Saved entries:
# # # # # # #
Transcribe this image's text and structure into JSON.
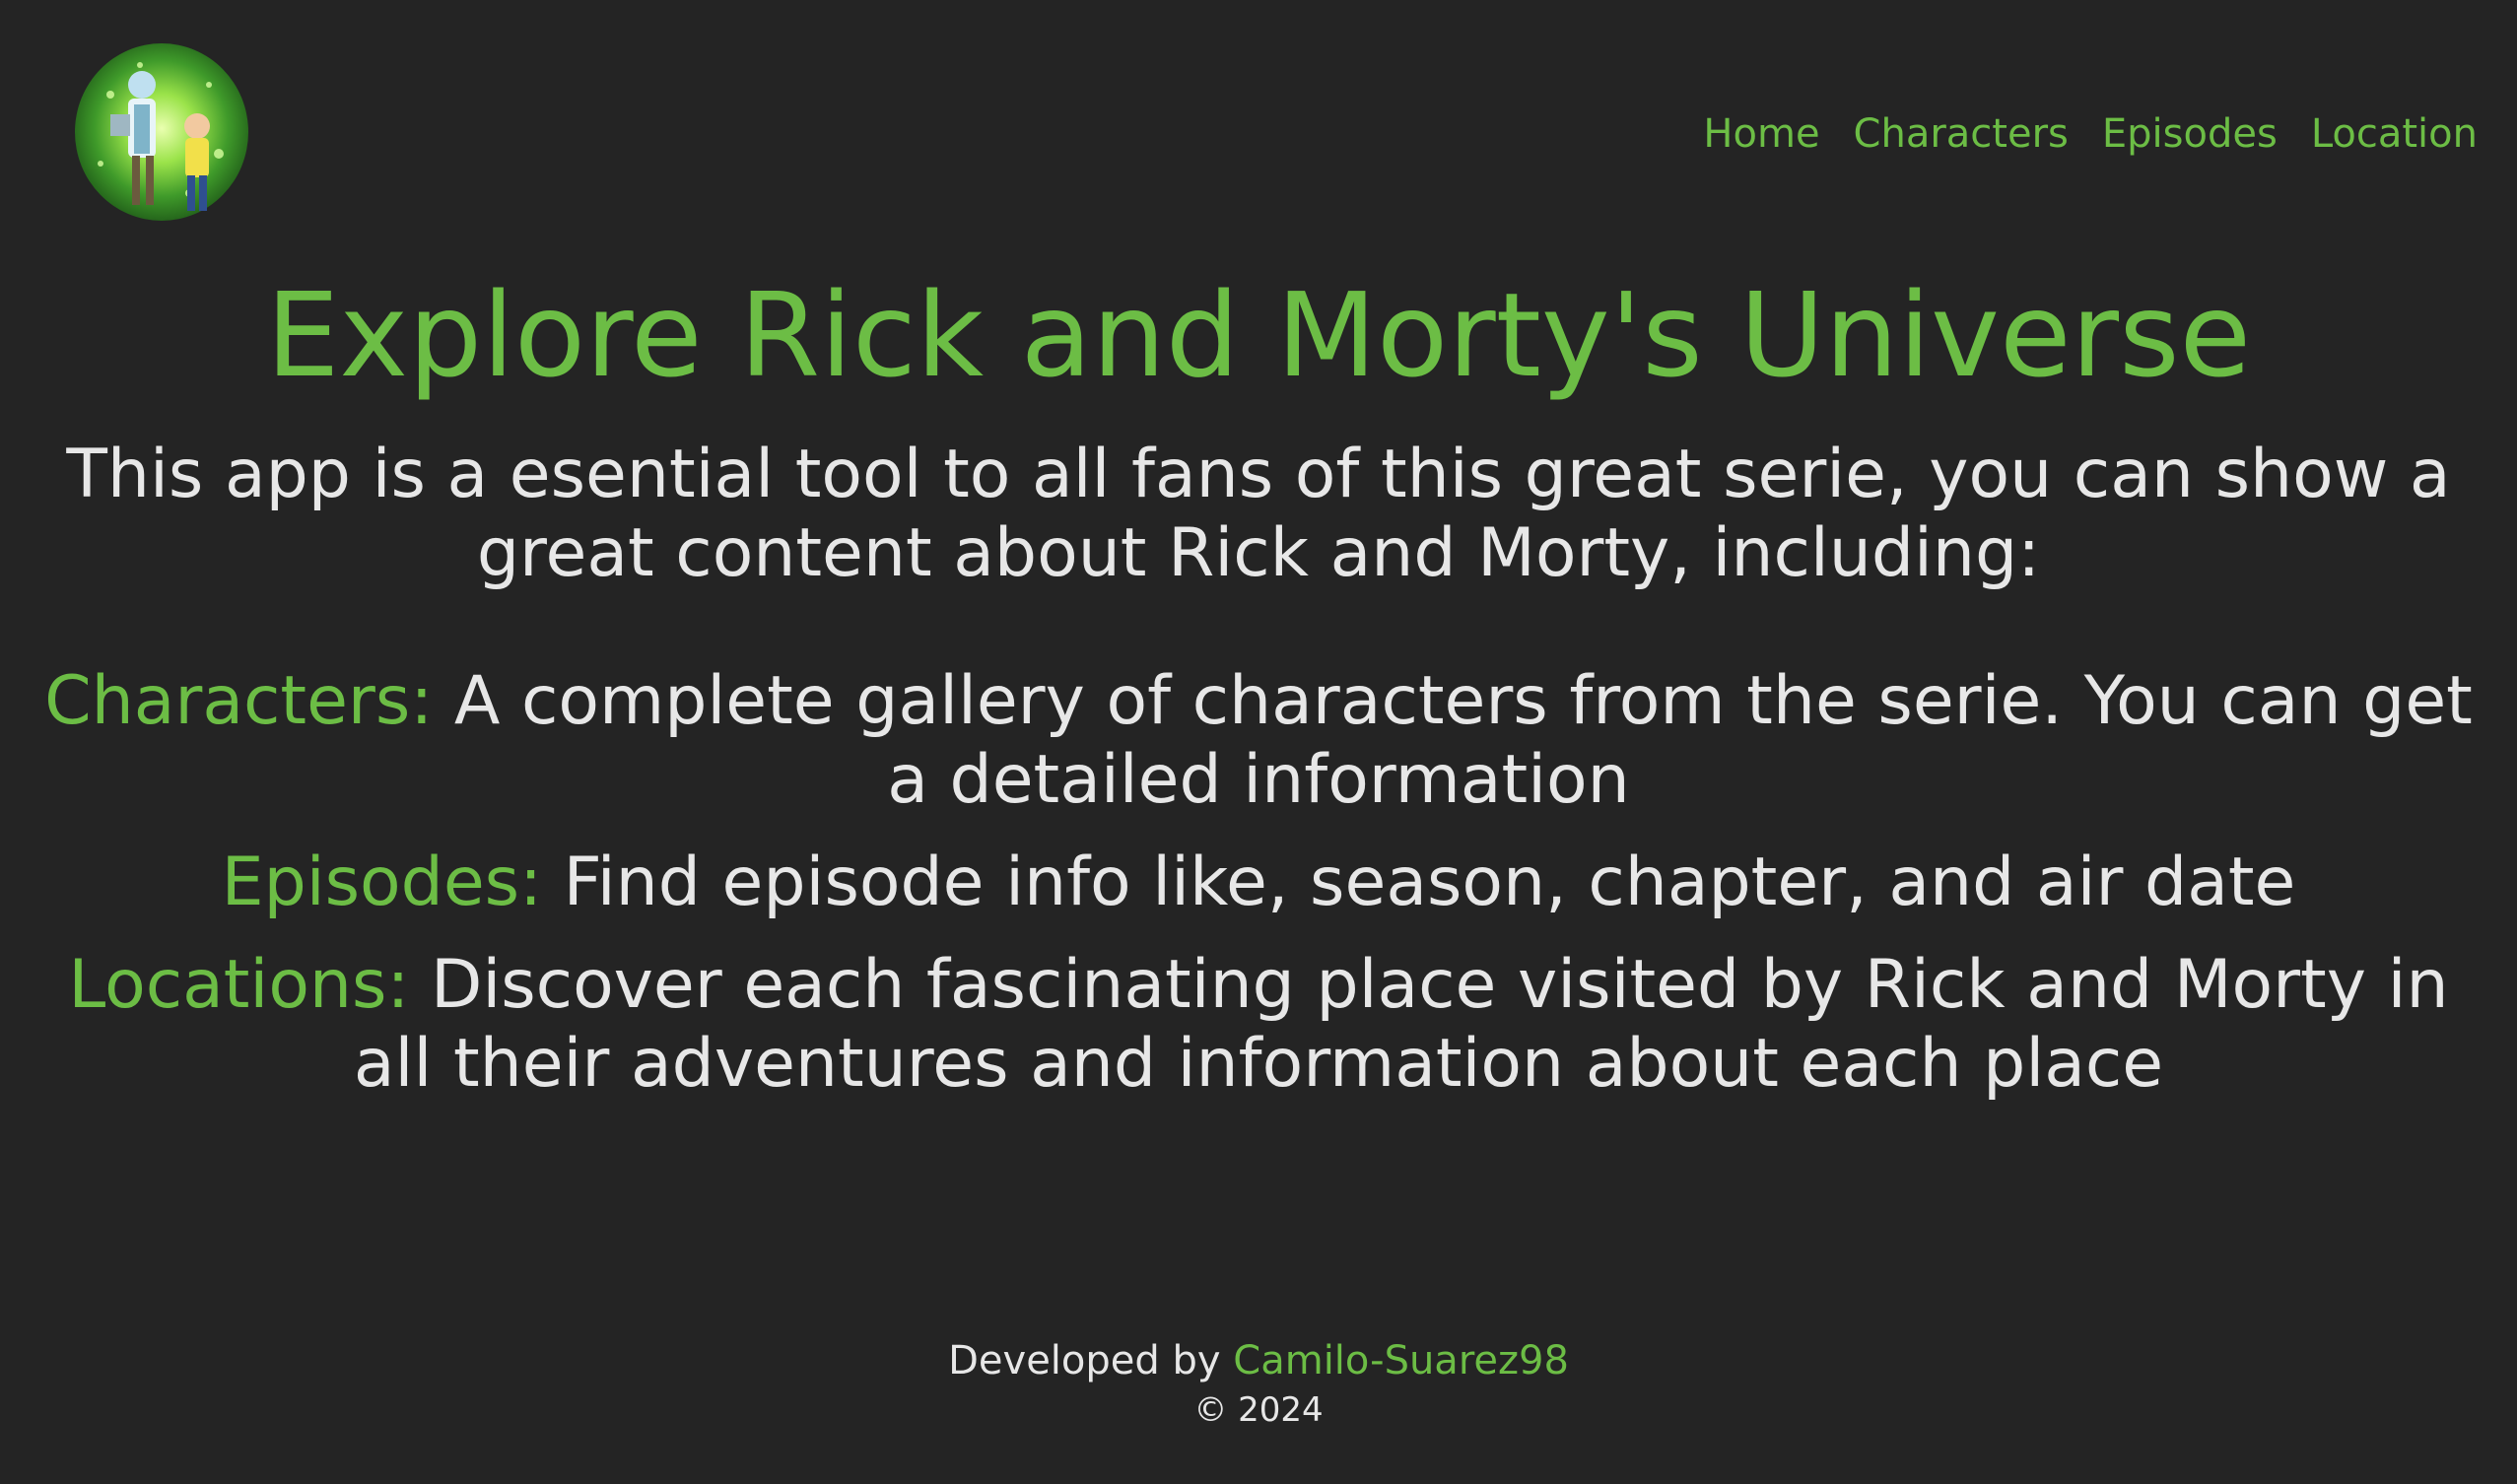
{
  "nav": {
    "items": [
      {
        "label": "Home"
      },
      {
        "label": "Characters"
      },
      {
        "label": "Episodes"
      },
      {
        "label": "Location"
      }
    ]
  },
  "hero": {
    "title": "Explore Rick and Morty's Universe",
    "intro": "This app is a esential tool to all fans of this great serie, you can show a great content about Rick and Morty, including:"
  },
  "features": [
    {
      "key": "Characters:",
      "text": "A complete gallery of characters from the serie. You can get a detailed information"
    },
    {
      "key": "Episodes:",
      "text": "Find episode info like, season, chapter, and air date"
    },
    {
      "key": "Locations:",
      "text": "Discover each fascinating place visited by Rick and Morty in all their adventures and information about each place"
    }
  ],
  "footer": {
    "developed_by": "Developed by",
    "author": "Camilo-Suarez98",
    "copyright": "© 2024"
  },
  "colors": {
    "background": "#242424",
    "accent": "#6cbd45",
    "text": "#e7e7e7"
  },
  "logo": {
    "icon": "portal-logo-icon"
  }
}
# # # # # # #
Omit the pictures. Output every record above word for word.

Transcribe this image's text and structure into JSON.
{
  "nav": {
    "items": [
      {
        "label": "Home"
      },
      {
        "label": "Characters"
      },
      {
        "label": "Episodes"
      },
      {
        "label": "Location"
      }
    ]
  },
  "hero": {
    "title": "Explore Rick and Morty's Universe",
    "intro": "This app is a esential tool to all fans of this great serie, you can show a great content about Rick and Morty, including:"
  },
  "features": [
    {
      "key": "Characters:",
      "text": "A complete gallery of characters from the serie. You can get a detailed information"
    },
    {
      "key": "Episodes:",
      "text": "Find episode info like, season, chapter, and air date"
    },
    {
      "key": "Locations:",
      "text": "Discover each fascinating place visited by Rick and Morty in all their adventures and information about each place"
    }
  ],
  "footer": {
    "developed_by": "Developed by",
    "author": "Camilo-Suarez98",
    "copyright": "© 2024"
  },
  "colors": {
    "background": "#242424",
    "accent": "#6cbd45",
    "text": "#e7e7e7"
  },
  "logo": {
    "icon": "portal-logo-icon"
  }
}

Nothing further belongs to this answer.